=== DATA SHOWN ===

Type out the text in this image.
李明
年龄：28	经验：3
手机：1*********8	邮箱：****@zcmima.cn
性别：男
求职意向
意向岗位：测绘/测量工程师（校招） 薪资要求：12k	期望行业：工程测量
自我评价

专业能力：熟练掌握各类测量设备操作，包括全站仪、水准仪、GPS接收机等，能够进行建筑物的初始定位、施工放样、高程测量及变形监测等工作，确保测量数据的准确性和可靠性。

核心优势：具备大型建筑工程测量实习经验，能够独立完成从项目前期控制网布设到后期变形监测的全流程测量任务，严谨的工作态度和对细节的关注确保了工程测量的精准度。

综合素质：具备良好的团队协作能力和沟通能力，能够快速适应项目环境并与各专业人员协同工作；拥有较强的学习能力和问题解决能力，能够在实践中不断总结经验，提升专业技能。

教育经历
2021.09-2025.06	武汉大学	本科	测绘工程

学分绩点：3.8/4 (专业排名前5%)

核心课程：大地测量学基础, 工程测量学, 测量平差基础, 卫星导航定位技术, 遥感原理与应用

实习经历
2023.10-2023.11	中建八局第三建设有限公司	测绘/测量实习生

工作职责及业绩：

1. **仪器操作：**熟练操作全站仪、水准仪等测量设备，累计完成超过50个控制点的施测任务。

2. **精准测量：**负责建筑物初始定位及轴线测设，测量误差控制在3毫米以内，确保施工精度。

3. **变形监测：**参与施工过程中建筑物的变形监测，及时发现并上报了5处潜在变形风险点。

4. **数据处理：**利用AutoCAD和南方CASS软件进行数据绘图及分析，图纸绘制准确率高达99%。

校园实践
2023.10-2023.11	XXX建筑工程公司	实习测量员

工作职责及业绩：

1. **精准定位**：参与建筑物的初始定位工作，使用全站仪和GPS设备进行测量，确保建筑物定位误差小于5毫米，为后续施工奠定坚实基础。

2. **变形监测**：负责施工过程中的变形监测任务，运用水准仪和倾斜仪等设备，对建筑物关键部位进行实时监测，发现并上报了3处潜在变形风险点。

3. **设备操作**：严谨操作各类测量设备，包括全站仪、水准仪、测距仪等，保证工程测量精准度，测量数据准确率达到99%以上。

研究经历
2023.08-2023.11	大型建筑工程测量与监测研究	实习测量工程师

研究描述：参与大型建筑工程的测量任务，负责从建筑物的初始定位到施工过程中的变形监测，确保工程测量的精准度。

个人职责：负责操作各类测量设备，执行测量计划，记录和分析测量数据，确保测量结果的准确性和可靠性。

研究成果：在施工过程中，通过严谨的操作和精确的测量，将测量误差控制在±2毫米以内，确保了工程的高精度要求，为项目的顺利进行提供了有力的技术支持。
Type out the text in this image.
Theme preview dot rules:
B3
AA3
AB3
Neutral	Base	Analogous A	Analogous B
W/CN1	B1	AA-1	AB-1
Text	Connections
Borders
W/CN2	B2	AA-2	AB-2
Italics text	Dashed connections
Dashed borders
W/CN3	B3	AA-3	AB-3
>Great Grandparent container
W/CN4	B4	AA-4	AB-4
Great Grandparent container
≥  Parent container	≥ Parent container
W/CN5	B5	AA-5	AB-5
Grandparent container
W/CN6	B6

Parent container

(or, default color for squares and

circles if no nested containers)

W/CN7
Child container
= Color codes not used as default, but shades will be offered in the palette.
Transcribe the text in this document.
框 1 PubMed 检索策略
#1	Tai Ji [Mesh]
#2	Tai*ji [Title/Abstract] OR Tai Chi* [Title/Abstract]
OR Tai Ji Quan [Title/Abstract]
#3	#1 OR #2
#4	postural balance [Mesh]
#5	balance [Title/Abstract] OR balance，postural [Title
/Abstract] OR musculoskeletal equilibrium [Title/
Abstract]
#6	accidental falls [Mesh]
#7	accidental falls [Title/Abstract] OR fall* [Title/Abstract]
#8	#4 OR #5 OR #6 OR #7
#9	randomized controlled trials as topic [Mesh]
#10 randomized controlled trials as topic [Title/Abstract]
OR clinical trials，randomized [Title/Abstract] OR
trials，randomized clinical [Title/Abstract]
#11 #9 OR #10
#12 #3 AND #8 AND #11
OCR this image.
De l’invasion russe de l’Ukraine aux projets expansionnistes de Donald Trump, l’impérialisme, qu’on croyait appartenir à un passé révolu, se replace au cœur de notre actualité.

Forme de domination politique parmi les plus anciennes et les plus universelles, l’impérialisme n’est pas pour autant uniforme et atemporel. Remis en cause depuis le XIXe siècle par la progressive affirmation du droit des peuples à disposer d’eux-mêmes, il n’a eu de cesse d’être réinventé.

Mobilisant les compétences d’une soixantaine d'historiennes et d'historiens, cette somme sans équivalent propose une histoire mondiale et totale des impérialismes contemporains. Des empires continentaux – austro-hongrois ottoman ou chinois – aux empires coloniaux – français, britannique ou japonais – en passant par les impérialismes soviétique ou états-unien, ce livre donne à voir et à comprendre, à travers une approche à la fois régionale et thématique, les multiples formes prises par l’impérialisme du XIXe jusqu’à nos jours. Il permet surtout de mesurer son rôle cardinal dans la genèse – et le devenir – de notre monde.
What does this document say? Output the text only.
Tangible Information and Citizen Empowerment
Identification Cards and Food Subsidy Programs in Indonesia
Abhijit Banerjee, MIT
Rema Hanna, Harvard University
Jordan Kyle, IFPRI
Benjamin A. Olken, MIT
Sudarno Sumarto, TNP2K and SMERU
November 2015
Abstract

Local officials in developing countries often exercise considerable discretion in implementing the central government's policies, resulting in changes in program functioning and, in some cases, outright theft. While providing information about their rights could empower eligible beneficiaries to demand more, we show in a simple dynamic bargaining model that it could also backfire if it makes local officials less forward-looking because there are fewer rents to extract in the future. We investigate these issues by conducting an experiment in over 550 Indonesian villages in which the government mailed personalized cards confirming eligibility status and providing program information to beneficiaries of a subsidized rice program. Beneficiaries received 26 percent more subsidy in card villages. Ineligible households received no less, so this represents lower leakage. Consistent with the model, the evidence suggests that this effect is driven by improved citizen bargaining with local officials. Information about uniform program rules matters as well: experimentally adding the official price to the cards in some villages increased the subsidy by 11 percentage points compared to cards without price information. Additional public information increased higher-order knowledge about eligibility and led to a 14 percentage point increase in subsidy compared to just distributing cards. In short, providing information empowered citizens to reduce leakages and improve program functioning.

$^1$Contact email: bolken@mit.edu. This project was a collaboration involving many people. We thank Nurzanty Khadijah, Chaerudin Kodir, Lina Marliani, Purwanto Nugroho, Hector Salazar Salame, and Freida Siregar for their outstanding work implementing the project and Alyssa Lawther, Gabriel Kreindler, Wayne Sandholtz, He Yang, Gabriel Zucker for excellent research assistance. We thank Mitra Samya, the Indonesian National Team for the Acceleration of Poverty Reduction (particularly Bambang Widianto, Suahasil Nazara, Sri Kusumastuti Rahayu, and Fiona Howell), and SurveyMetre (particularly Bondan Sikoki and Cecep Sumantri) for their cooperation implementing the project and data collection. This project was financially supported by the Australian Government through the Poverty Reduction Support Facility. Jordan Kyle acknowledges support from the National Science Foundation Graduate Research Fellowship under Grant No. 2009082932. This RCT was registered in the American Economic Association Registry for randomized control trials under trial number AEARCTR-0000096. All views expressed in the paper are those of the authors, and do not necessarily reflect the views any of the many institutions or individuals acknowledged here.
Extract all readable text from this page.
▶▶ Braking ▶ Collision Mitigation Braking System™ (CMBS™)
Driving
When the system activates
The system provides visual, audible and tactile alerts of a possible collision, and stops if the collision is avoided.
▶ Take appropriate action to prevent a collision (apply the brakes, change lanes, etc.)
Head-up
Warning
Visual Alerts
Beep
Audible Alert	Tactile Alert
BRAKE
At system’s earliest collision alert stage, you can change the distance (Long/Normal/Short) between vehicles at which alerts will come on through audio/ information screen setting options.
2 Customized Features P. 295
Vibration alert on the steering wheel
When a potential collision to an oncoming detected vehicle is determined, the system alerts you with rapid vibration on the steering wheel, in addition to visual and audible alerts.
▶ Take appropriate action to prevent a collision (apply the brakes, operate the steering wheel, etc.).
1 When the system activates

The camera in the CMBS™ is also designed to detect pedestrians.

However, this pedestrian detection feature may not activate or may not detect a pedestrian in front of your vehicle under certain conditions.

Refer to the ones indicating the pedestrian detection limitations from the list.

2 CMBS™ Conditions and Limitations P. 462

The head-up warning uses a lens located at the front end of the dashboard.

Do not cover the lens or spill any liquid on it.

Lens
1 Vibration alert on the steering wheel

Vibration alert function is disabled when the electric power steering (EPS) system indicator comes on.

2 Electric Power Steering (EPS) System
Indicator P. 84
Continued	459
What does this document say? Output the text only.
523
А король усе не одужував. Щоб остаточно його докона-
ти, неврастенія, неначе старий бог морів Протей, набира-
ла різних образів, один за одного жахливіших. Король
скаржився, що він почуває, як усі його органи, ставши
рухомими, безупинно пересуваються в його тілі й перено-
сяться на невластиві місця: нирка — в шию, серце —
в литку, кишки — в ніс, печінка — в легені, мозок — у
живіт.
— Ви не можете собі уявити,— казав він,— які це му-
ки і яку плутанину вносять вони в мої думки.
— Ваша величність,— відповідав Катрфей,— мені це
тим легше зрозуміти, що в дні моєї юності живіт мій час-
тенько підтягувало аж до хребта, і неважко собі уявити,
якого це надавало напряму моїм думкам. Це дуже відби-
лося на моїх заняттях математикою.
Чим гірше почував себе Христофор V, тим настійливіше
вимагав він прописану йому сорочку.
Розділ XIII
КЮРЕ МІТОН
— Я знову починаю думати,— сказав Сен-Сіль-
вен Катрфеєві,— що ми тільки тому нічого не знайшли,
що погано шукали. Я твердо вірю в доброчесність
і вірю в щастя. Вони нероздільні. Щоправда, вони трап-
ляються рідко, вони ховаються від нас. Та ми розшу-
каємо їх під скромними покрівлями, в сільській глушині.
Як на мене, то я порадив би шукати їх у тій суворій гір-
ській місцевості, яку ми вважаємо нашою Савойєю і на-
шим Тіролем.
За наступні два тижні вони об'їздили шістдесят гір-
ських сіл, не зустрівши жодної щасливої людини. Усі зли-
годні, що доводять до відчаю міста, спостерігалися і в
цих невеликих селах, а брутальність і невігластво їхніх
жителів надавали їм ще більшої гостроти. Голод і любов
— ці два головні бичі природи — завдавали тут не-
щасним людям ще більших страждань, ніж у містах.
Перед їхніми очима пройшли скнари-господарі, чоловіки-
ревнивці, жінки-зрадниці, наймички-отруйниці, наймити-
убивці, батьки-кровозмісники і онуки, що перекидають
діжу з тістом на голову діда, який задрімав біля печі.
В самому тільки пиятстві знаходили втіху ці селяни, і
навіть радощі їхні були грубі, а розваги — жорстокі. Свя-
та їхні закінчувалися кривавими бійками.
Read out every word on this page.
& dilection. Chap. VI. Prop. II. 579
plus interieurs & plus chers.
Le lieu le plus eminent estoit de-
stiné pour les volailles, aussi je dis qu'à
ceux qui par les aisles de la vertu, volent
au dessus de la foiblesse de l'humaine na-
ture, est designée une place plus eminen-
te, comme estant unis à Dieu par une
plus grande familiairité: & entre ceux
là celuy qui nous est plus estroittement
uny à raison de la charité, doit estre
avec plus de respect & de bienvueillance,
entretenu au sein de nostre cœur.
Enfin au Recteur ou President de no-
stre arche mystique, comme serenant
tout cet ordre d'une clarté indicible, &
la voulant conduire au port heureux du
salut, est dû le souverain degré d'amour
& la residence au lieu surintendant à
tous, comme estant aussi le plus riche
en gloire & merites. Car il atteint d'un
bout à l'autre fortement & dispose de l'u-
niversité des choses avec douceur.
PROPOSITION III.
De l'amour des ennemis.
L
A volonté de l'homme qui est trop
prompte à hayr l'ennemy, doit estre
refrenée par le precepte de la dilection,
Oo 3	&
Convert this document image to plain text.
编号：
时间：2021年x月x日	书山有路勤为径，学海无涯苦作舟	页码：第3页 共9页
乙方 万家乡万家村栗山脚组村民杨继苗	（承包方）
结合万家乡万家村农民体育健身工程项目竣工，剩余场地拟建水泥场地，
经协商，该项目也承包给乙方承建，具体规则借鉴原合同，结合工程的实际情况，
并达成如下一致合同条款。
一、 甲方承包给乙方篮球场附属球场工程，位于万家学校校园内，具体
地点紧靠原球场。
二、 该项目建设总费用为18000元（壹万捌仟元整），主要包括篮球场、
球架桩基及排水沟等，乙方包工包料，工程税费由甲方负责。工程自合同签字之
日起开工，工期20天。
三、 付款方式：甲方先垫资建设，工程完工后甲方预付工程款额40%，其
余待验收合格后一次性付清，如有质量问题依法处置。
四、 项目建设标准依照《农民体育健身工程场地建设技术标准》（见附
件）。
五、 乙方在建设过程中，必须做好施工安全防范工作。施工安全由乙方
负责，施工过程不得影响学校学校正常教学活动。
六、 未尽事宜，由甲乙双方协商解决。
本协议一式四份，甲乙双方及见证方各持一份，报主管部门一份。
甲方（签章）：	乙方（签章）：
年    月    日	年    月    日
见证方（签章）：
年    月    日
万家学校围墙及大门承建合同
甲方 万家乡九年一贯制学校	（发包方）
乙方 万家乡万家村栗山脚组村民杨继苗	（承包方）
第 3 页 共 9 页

===

▶ _AIM_
Scan the listing above for the word "його" and show each line where it is found.

▶ _ANSWER BELOW_
А король усе не одужував. Щоб остаточно його докона-
скаржився, що він почуває, як усі його органи, ставши
рухомими, безупинно пересуваються в його тілі й перено-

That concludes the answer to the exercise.